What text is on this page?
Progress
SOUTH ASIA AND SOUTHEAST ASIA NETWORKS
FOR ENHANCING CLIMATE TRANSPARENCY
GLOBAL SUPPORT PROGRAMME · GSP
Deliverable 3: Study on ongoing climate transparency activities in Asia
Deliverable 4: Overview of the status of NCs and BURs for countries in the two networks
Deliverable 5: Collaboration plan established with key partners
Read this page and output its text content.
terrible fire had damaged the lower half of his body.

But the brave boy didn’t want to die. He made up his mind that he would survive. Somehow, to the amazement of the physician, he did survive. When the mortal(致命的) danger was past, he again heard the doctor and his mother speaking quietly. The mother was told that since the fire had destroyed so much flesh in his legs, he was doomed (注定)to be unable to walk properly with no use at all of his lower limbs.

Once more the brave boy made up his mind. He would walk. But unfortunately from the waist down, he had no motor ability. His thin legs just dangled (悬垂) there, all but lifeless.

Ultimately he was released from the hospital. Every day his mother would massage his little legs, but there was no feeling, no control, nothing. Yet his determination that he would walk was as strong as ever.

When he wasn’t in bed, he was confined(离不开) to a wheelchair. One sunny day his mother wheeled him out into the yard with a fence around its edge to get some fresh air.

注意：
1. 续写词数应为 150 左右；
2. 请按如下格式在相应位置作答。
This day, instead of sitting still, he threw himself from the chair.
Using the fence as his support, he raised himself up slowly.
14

######

Go through the records line by line and count those containing the string "mother". Give only the total.

* _THE SOLUTION_
3